(Records from a data collection)
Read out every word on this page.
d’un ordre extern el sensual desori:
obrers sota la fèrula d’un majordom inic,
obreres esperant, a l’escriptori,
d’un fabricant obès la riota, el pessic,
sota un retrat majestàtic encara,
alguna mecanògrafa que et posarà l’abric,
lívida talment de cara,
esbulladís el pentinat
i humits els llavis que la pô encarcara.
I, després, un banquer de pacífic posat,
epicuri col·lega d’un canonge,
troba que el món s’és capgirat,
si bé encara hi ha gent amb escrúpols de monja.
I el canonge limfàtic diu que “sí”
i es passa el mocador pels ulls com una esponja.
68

--

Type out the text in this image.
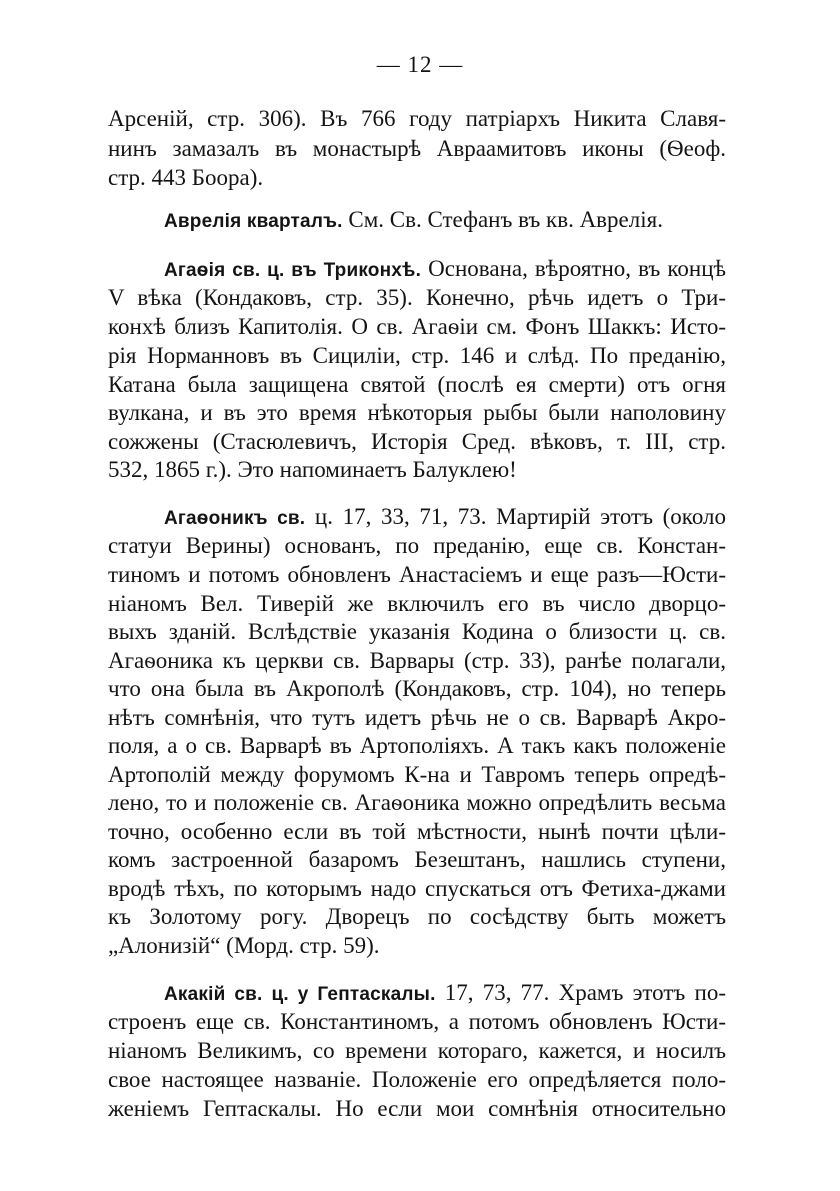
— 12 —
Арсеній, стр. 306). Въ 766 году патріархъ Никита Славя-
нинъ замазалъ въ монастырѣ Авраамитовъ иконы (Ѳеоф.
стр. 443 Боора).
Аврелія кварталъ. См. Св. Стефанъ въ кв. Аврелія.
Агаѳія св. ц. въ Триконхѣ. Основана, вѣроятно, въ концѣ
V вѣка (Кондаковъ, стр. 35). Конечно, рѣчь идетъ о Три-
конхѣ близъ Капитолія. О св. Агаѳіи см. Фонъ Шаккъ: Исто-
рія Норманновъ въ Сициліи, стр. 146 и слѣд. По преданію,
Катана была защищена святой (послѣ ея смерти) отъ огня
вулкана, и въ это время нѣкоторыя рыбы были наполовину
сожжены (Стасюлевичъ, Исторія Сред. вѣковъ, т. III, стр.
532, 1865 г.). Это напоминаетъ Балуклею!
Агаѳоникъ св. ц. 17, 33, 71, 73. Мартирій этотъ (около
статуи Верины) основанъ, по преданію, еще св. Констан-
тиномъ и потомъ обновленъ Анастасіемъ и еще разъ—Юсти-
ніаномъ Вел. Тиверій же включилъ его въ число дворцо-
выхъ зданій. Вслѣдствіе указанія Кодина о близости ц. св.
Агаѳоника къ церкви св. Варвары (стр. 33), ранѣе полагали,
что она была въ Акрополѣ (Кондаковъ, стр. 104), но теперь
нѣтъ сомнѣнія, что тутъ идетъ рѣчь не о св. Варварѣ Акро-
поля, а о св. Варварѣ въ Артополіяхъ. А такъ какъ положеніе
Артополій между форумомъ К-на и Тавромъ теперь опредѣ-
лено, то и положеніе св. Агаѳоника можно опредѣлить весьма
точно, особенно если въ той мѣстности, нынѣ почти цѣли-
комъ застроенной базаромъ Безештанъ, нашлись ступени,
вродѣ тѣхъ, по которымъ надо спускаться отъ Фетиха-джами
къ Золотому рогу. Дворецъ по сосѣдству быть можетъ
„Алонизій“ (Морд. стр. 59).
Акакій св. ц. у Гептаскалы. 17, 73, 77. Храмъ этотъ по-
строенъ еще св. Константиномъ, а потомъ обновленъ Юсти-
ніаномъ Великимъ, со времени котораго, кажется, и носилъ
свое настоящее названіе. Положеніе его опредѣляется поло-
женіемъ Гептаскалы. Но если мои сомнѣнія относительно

TASK STATEMENT –
Using the material above, gather every line that includes "this".

OUTPUT BELOW –
Read out every word on this page.
Type out the text in this image.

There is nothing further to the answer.